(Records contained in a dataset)
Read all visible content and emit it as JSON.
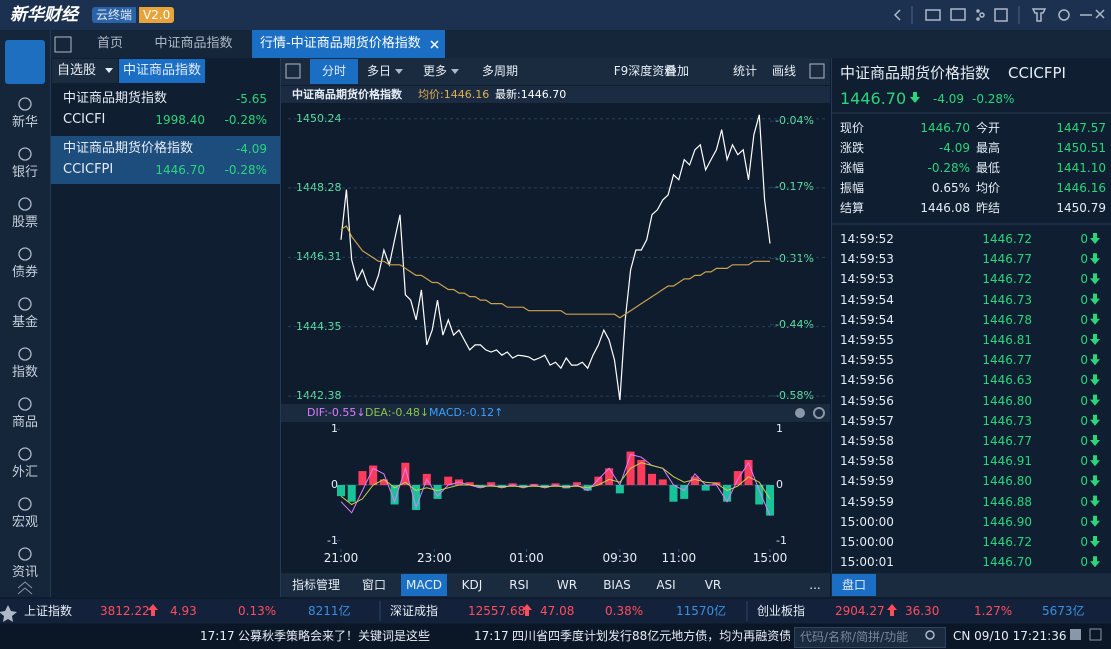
{
  "header": {
    "logo": "新华财经",
    "badge": "云终端",
    "version": "V2.0"
  },
  "tabs": [
    "首页",
    "中证商品指数",
    "行情-中证商品期货价格指数"
  ],
  "nav": {
    "logo": "新华社",
    "logo_sub": "XINHUA NEWS",
    "items": [
      "新华",
      "银行",
      "股票",
      "债券",
      "基金",
      "指数",
      "商品",
      "外汇",
      "宏观",
      "资讯"
    ]
  },
  "watchlist": {
    "tabs": [
      "自选股",
      "中证商品指数"
    ],
    "items": [
      {
        "name": "中证商品期货指数",
        "change": "-5.65",
        "code": "CCICFI",
        "price": "1998.40",
        "pct": "-0.28%"
      },
      {
        "name": "中证商品期货价格指数",
        "change": "-4.09",
        "code": "CCICFPI",
        "price": "1446.70",
        "pct": "-0.28%"
      }
    ]
  },
  "toolbar": [
    "分时",
    "多日",
    "更多",
    "多周期",
    "F9深度资料",
    "叠加",
    "统计",
    "画线"
  ],
  "chart_data": [
    {
      "type": "line",
      "title": "中证商品期货价格指数",
      "annotations": [
        {
          "text": "均价:1446.16",
          "color": "#e0b050"
        },
        {
          "text": "最新:1446.70",
          "color": "#ffffff"
        }
      ],
      "xlim": [
        0,
        80
      ],
      "ylim": [
        1442.1,
        1450.6
      ],
      "yticks": [
        1450.24,
        1448.28,
        1446.31,
        1444.35,
        1442.38
      ],
      "y2lim": [
        -0.6,
        -0.01
      ],
      "y2ticks": [
        {
          "value": -0.04,
          "label": "-0.04%"
        },
        {
          "value": -0.17,
          "label": "-0.17%"
        },
        {
          "value": -0.31,
          "label": "-0.31%"
        },
        {
          "value": -0.44,
          "label": "-0.44%"
        },
        {
          "value": -0.58,
          "label": "-0.58%"
        }
      ],
      "tick_color": "#5ee0a0",
      "grid": true,
      "series": [
        {
          "color": "#ffffff",
          "values": [
            1446.81,
            1448.23,
            1446.24,
            1445.67,
            1445.96,
            1445.53,
            1445.39,
            1445.81,
            1446.52,
            1446.1,
            1446.81,
            1447.52,
            1445.25,
            1445.1,
            1444.54,
            1445.39,
            1443.83,
            1444.25,
            1445.1,
            1444.11,
            1444.54,
            1444.11,
            1444.25,
            1443.97,
            1443.69,
            1443.83,
            1443.83,
            1443.69,
            1443.63,
            1443.69,
            1443.54,
            1443.63,
            1443.46,
            1443.54,
            1443.52,
            1443.49,
            1443.4,
            1443.46,
            1443.54,
            1443.26,
            1443.34,
            1443.17,
            1443.46,
            1443.26,
            1443.26,
            1443.34,
            1443.17,
            1443.54,
            1443.83,
            1444.25,
            1443.97,
            1443.4,
            1442.27,
            1444.54,
            1445.96,
            1446.52,
            1446.52,
            1446.81,
            1447.52,
            1447.66,
            1447.94,
            1448.08,
            1448.65,
            1448.51,
            1449.08,
            1448.93,
            1449.36,
            1449.5,
            1448.79,
            1449.08,
            1449.36,
            1449.93,
            1449.08,
            1449.5,
            1449.22,
            1449.36,
            1448.51,
            1449.79,
            1450.35,
            1447.94,
            1446.7
          ]
        },
        {
          "color": "#c9a24e",
          "values": [
            1447.1,
            1447.2,
            1446.9,
            1446.7,
            1446.5,
            1446.4,
            1446.3,
            1446.2,
            1446.2,
            1446.1,
            1446.1,
            1446.1,
            1446.0,
            1445.9,
            1445.8,
            1445.8,
            1445.7,
            1445.6,
            1445.6,
            1445.5,
            1445.4,
            1445.4,
            1445.3,
            1445.3,
            1445.2,
            1445.2,
            1445.1,
            1445.1,
            1445.0,
            1445.0,
            1445.0,
            1444.9,
            1444.9,
            1444.9,
            1444.9,
            1444.8,
            1444.8,
            1444.8,
            1444.8,
            1444.8,
            1444.8,
            1444.8,
            1444.7,
            1444.7,
            1444.7,
            1444.7,
            1444.7,
            1444.7,
            1444.7,
            1444.7,
            1444.7,
            1444.7,
            1444.6,
            1444.7,
            1444.8,
            1444.9,
            1445.0,
            1445.1,
            1445.2,
            1445.3,
            1445.4,
            1445.5,
            1445.5,
            1445.6,
            1445.7,
            1445.7,
            1445.8,
            1445.8,
            1445.9,
            1445.9,
            1446.0,
            1446.0,
            1446.0,
            1446.1,
            1446.1,
            1446.1,
            1446.1,
            1446.2,
            1446.2,
            1446.2,
            1446.2
          ]
        }
      ]
    },
    {
      "type": "macd",
      "annotations": [
        {
          "text": "DIF:-0.55↓",
          "color": "#e07bff"
        },
        {
          "text": "DEA:-0.48↓",
          "color": "#8bc34a"
        },
        {
          "text": "MACD:-0.12↑",
          "color": "#3aa0ff"
        }
      ],
      "xlim": [
        0,
        40
      ],
      "xticks": [
        {
          "value": 0,
          "label": "21:00"
        },
        {
          "value": 8.7,
          "label": "23:00"
        },
        {
          "value": 17.3,
          "label": "01:00"
        },
        {
          "value": 26,
          "label": "09:30"
        },
        {
          "value": 31.5,
          "label": "11:00"
        },
        {
          "value": 40,
          "label": "15:00"
        }
      ],
      "ylim": [
        -1.15,
        1.15
      ],
      "yticks": [
        1,
        0,
        -1
      ],
      "up_color": "#ff3b5c",
      "down_color": "#19c39a",
      "values": [
        -0.2,
        -0.3,
        0.25,
        0.35,
        0.1,
        -0.35,
        0.4,
        -0.45,
        0.2,
        -0.25,
        0.15,
        0.1,
        0.05,
        -0.05,
        0.05,
        -0.05,
        0.03,
        -0.04,
        0.02,
        -0.05,
        0.03,
        -0.06,
        0.05,
        -0.1,
        0.15,
        0.3,
        -0.15,
        0.6,
        0.45,
        0.2,
        0.1,
        -0.3,
        -0.25,
        0.15,
        -0.1,
        0.05,
        -0.3,
        0.25,
        0.45,
        -0.35,
        -0.55
      ],
      "series": [
        {
          "color": "#e07bff",
          "values": [
            -0.3,
            -0.5,
            -0.1,
            0.3,
            0.2,
            -0.3,
            0.3,
            -0.4,
            0.1,
            -0.2,
            0.0,
            0.05,
            0.0,
            -0.05,
            0.0,
            -0.05,
            0.0,
            -0.05,
            0.0,
            -0.05,
            0.0,
            -0.05,
            0.0,
            -0.1,
            0.1,
            0.3,
            0.0,
            0.55,
            0.5,
            0.35,
            0.3,
            0.0,
            -0.1,
            0.2,
            0.0,
            0.0,
            -0.3,
            0.1,
            0.4,
            -0.1,
            -0.55
          ]
        },
        {
          "color": "#c8d04a",
          "values": [
            -0.2,
            -0.35,
            -0.25,
            0.0,
            0.1,
            -0.05,
            0.05,
            -0.1,
            -0.05,
            -0.1,
            -0.05,
            0.0,
            0.0,
            -0.02,
            -0.02,
            -0.03,
            -0.02,
            -0.03,
            -0.02,
            -0.03,
            -0.02,
            -0.03,
            -0.02,
            -0.05,
            0.0,
            0.1,
            0.05,
            0.3,
            0.4,
            0.35,
            0.3,
            0.15,
            0.05,
            0.1,
            0.05,
            0.03,
            -0.1,
            -0.02,
            0.15,
            0.05,
            -0.25
          ]
        }
      ]
    }
  ],
  "indicator_tabs": [
    "指标管理",
    "窗口",
    "MACD",
    "KDJ",
    "RSI",
    "WR",
    "BIAS",
    "ASI",
    "VR",
    "..."
  ],
  "quote": {
    "name": "中证商品期货价格指数",
    "code": "CCICFPI",
    "price": "1446.70",
    "change": "-4.09",
    "pct": "-0.28%",
    "rows": [
      [
        "现价",
        "1446.70",
        "今开",
        "1447.57"
      ],
      [
        "涨跌",
        "-4.09",
        "最高",
        "1450.51"
      ],
      [
        "涨幅",
        "-0.28%",
        "最低",
        "1441.10"
      ],
      [
        "振幅",
        "0.65%",
        "均价",
        "1446.16"
      ],
      [
        "结算",
        "1446.08",
        "昨结",
        "1450.79"
      ]
    ]
  },
  "trades": [
    [
      "14:59:52",
      "1446.72",
      "0"
    ],
    [
      "14:59:53",
      "1446.77",
      "0"
    ],
    [
      "14:59:53",
      "1446.72",
      "0"
    ],
    [
      "14:59:54",
      "1446.73",
      "0"
    ],
    [
      "14:59:54",
      "1446.78",
      "0"
    ],
    [
      "14:59:55",
      "1446.81",
      "0"
    ],
    [
      "14:59:55",
      "1446.77",
      "0"
    ],
    [
      "14:59:56",
      "1446.63",
      "0"
    ],
    [
      "14:59:56",
      "1446.80",
      "0"
    ],
    [
      "14:59:57",
      "1446.73",
      "0"
    ],
    [
      "14:59:58",
      "1446.77",
      "0"
    ],
    [
      "14:59:58",
      "1446.91",
      "0"
    ],
    [
      "14:59:59",
      "1446.80",
      "0"
    ],
    [
      "14:59:59",
      "1446.88",
      "0"
    ],
    [
      "15:00:00",
      "1446.90",
      "0"
    ],
    [
      "15:00:00",
      "1446.72",
      "0"
    ],
    [
      "15:00:01",
      "1446.70",
      "0"
    ]
  ],
  "right_tab": "盘口",
  "indices": [
    {
      "name": "上证指数",
      "price": "3812.22",
      "change": "4.93",
      "pct": "0.13%",
      "volume": "8211亿"
    },
    {
      "name": "深证成指",
      "price": "12557.68",
      "change": "47.08",
      "pct": "0.38%",
      "volume": "11570亿"
    },
    {
      "name": "创业板指",
      "price": "2904.27",
      "change": "36.30",
      "pct": "1.27%",
      "volume": "5673亿"
    }
  ],
  "news": [
    {
      "time": "17:17",
      "text": "公募秋季策略会来了！关键词是这些"
    },
    {
      "time": "17:17",
      "text": "四川省四季度计划发行88亿元地方债，均为再融资债"
    }
  ],
  "search_placeholder": "代码/名称/简拼/功能",
  "clock": "CN 09/10 17:21:36"
}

# Problem requirements
Go through the listing above and pull out each line containing the word "code".

# Reply
        "code": "CCICFI",
        "code": "CCICFPI",
    "code": "CCICFPI",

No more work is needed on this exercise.